- [PROMPT] Scan the records below for lines with the word "участием", then state how many you find and nothing else.

— start DATA SUPPLIED —

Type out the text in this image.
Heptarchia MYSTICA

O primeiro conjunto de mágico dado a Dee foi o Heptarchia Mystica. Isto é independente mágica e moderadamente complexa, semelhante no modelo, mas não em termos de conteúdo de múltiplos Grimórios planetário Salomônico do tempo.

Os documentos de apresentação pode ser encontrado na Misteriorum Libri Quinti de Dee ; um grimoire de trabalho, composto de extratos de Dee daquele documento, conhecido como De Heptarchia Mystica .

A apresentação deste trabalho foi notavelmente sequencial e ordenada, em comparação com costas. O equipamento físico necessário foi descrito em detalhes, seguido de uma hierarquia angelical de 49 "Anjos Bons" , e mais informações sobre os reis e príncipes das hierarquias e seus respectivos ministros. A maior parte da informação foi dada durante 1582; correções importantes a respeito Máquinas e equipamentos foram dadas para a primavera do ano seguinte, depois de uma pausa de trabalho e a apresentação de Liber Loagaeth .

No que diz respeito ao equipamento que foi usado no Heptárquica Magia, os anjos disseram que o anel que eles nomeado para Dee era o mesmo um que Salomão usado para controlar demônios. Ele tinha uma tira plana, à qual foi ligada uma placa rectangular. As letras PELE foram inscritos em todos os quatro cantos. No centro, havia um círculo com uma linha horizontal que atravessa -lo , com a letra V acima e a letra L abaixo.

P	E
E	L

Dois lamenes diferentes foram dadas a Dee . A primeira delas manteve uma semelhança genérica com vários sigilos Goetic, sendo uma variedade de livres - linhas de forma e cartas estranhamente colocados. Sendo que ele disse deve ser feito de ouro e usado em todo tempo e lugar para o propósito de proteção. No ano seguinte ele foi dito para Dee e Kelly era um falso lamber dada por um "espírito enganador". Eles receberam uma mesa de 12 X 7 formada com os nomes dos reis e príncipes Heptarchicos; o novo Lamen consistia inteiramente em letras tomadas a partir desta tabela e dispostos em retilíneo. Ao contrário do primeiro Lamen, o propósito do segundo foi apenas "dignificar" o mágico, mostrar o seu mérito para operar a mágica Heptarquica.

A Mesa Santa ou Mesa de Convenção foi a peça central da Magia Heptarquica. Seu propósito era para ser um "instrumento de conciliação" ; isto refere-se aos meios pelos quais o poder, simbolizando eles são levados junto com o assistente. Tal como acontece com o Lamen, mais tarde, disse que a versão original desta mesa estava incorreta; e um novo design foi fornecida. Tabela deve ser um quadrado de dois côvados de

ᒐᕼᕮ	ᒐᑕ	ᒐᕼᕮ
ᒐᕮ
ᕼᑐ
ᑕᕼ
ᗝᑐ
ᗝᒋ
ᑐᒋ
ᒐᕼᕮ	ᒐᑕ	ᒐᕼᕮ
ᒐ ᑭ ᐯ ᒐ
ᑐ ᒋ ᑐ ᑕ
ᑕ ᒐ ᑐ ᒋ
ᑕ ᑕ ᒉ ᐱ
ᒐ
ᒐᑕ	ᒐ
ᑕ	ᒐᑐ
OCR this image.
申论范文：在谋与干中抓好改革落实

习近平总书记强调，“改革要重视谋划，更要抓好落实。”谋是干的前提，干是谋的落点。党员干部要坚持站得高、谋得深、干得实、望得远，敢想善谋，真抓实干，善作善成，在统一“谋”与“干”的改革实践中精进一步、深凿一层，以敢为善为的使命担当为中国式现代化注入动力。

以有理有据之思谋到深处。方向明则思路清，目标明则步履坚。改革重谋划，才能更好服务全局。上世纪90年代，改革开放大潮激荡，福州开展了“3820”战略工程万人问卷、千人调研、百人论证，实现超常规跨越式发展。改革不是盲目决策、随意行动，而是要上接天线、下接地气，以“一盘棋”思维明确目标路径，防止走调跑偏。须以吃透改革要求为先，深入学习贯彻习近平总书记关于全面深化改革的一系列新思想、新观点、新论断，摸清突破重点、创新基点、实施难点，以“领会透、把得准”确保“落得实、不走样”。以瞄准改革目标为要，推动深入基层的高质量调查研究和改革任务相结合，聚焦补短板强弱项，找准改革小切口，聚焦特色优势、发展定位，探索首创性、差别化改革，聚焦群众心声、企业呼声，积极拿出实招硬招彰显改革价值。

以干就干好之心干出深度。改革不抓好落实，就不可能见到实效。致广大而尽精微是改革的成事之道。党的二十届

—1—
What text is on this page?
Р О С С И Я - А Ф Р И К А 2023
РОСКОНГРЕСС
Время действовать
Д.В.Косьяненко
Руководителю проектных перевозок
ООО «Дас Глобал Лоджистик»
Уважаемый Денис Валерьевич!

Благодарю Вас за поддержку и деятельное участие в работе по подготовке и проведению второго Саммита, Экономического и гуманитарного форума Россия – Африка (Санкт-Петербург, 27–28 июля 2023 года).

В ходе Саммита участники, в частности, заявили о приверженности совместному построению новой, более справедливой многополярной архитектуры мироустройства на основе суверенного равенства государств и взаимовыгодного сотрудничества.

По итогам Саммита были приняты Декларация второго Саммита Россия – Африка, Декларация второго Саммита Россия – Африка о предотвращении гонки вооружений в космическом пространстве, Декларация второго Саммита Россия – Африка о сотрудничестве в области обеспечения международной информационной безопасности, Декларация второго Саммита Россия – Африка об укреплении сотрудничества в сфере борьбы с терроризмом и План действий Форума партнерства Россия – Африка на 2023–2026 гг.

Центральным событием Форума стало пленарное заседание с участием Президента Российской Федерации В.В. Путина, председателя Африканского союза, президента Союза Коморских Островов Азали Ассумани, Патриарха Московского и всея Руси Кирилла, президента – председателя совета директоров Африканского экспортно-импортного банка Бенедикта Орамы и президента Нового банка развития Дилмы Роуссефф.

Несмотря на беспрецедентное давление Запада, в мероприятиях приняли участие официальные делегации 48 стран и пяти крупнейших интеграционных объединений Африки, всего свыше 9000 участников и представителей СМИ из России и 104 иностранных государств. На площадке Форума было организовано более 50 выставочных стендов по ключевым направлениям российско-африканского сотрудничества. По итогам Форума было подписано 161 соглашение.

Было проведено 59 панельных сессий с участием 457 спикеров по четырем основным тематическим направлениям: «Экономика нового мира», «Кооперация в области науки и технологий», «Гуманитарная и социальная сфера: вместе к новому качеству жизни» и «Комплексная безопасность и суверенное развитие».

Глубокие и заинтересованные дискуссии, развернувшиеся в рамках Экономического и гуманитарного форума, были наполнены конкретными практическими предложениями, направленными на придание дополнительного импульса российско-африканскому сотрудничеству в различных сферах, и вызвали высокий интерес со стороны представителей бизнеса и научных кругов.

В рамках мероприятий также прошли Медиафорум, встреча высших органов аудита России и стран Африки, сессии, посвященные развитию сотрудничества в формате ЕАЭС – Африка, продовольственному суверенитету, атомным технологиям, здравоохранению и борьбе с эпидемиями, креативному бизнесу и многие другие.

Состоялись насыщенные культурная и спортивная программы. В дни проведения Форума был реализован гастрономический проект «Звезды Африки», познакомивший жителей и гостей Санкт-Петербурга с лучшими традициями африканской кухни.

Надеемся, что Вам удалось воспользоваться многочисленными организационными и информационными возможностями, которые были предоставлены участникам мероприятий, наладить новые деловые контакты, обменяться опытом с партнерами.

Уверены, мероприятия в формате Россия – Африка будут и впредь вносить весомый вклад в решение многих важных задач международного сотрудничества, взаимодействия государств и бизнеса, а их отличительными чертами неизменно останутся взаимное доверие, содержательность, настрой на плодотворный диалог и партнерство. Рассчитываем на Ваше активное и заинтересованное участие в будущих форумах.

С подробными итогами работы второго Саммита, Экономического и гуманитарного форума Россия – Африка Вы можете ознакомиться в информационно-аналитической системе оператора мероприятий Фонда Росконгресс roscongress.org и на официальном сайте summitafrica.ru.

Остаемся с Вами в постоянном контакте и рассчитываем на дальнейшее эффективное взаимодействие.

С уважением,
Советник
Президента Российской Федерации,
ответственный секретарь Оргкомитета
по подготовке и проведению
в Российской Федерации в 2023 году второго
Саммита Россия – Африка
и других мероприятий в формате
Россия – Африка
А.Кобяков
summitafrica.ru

— end DATA SUPPLIED —

- [TASK ANSWER] 2